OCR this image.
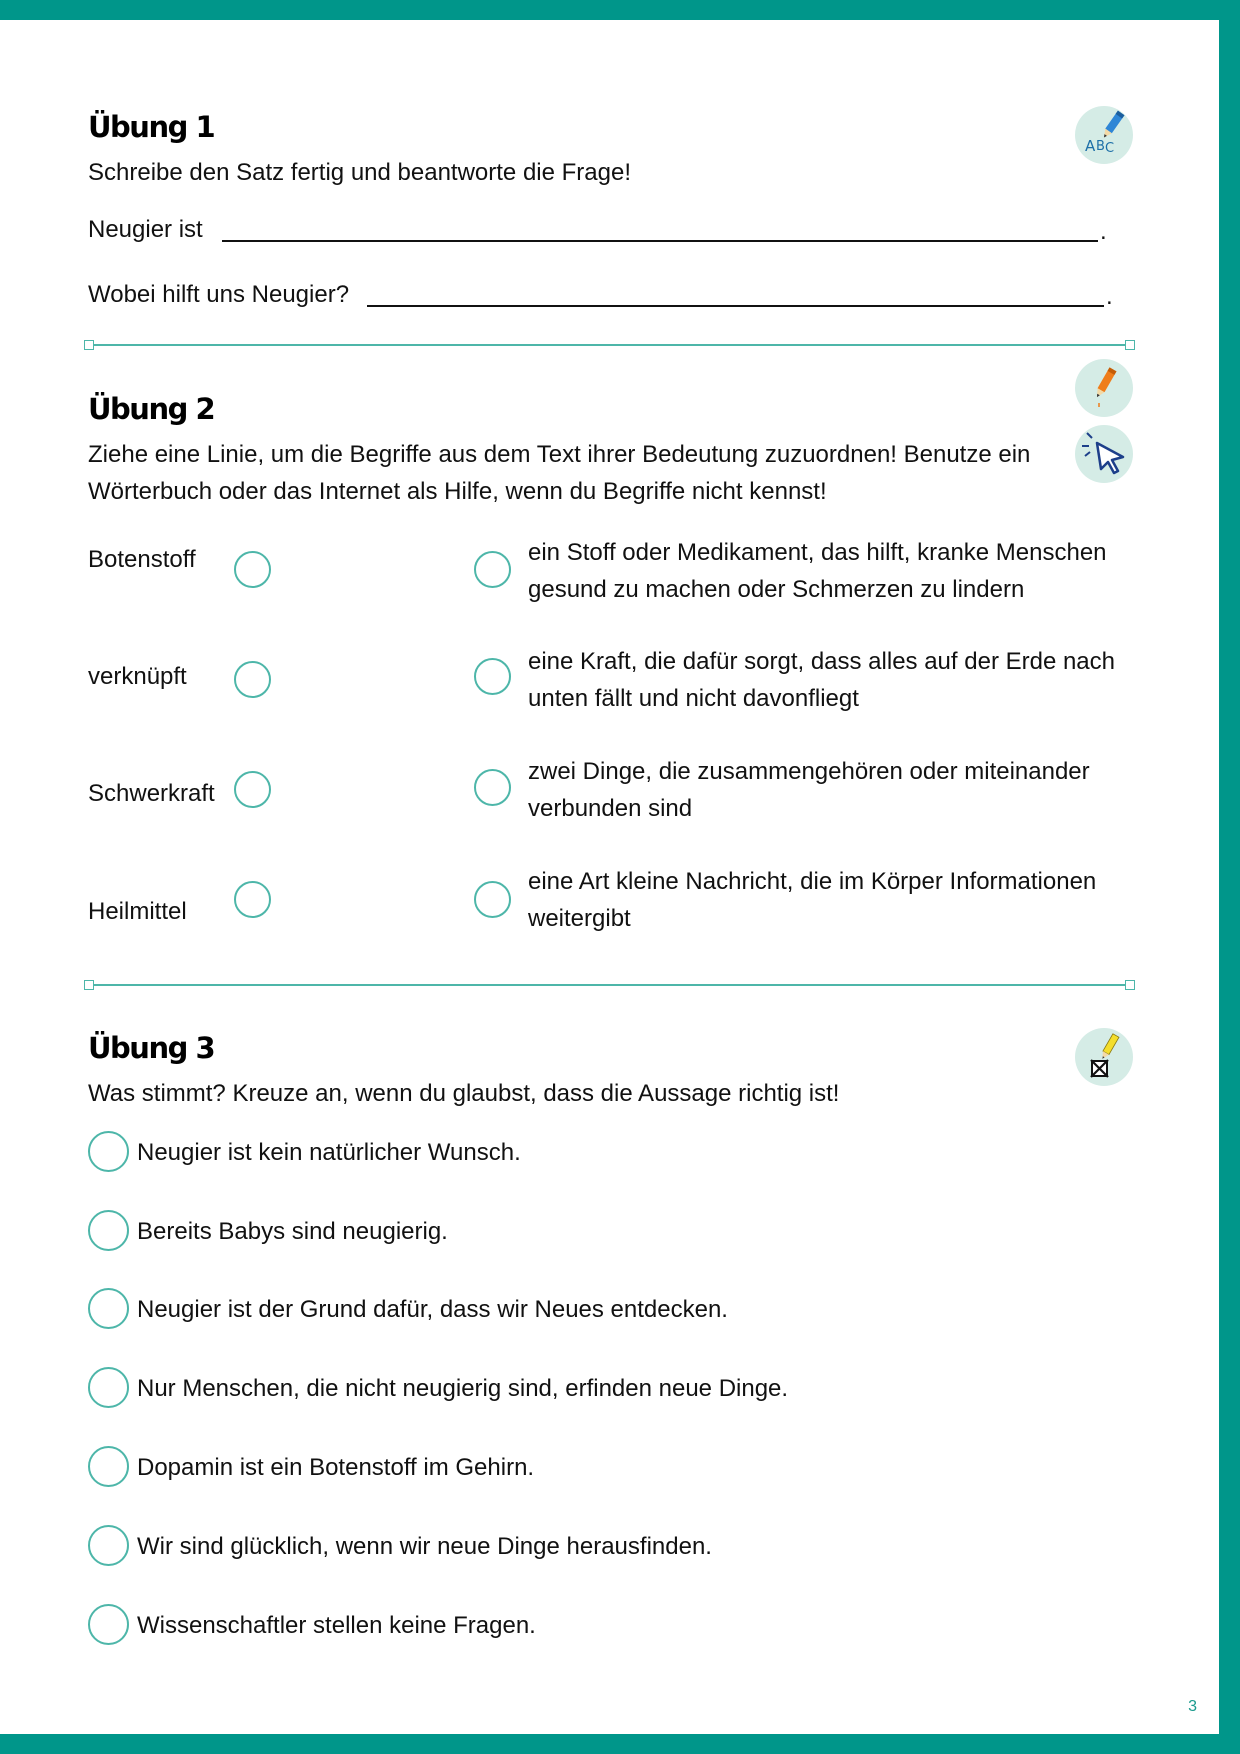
Übung 1
A B C

Schreibe den Satz fertig und beantworte die Frage!

Neugier ist	.
Wobei hilft uns Neugier?	.
Übung 2

Ziehe eine Linie, um die Begriffe aus dem Text ihrer Bedeutung zuzuordnen! Benutze ein Wörterbuch oder das Internet als Hilfe, wenn du Begriffe nicht kennst!

Botenstoff
verknüpft
Schwerkraft
Heilmittel

ein Stoff oder Medikament, das hilft, kranke Menschen gesund zu machen oder Schmerzen zu lindern

eine Kraft, die dafür sorgt, dass alles auf der Erde nach unten fällt und nicht davonfliegt

zwei Dinge, die zusammengehören oder miteinander verbunden sind

eine Art kleine Nachricht, die im Körper Informationen weitergibt

Übung 3

Was stimmt? Kreuze an, wenn du glaubst, dass die Aussage richtig ist!

Neugier ist kein natürlicher Wunsch.
Bereits Babys sind neugierig.
Neugier ist der Grund dafür, dass wir Neues entdecken.
Nur Menschen, die nicht neugierig sind, erfinden neue Dinge.
Dopamin ist ein Botenstoff im Gehirn.
Wir sind glücklich, wenn wir neue Dinge herausfinden.
Wissenschaftler stellen keine Fragen.
3
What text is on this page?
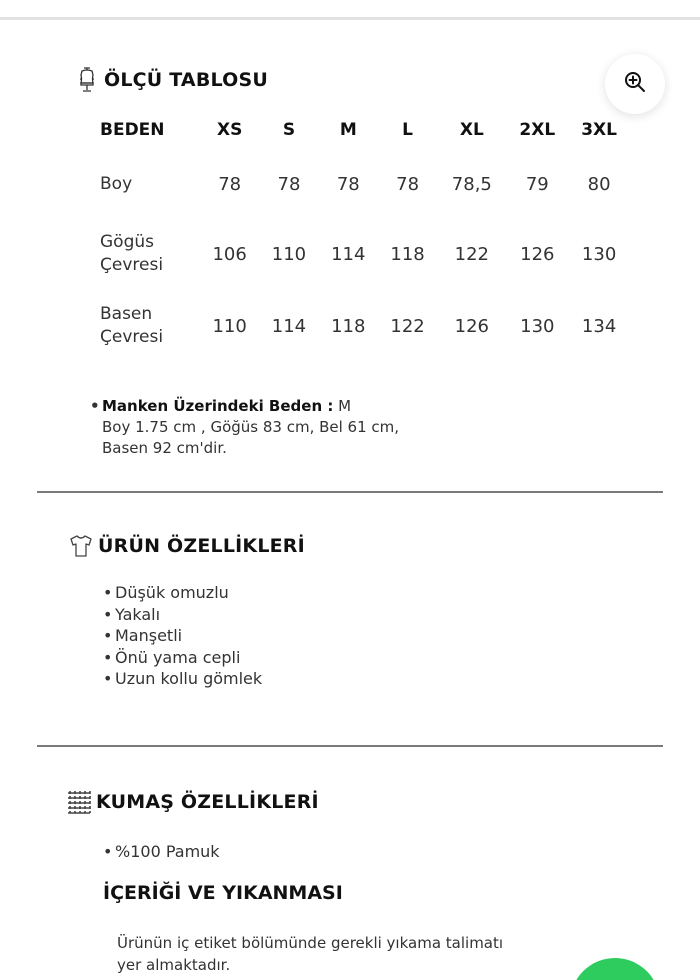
ÖLÇÜ TABLOSU
BEDEN	XS	S	M	L	XL	2XL	3XL
Boy	78	78	78	78	78,5	79	80

Gögüs
Çevresi	106	110	114	118	122	126	130

Basen
Çevresi	110	114	118	122	126	130	134
• Manken Üzerindeki Beden : M
Boy 1.75 cm , Göğüs 83 cm, Bel 61 cm,
Basen 92 cm'dir.
ÜRÜN ÖZELLİKLERİ
• Düşük omuzlu
• Yakalı
• Manşetli
• Önü yama cepli
• Uzun kollu gömlek
KUMAŞ ÖZELLİKLERİ
• %100 Pamuk
İÇERİĞİ VE YIKANMASI
Ürünün iç etiket bölümünde gerekli yıkama talimatı yer almaktadır.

[TASK DETAILS]: Leave out every line without the string "Çevresi" and copy the rest.

[OUTPUT BELOW]:
Çevresi	106	110	114	118	122	126	130
Çevresi	110	114	118	122	126	130	134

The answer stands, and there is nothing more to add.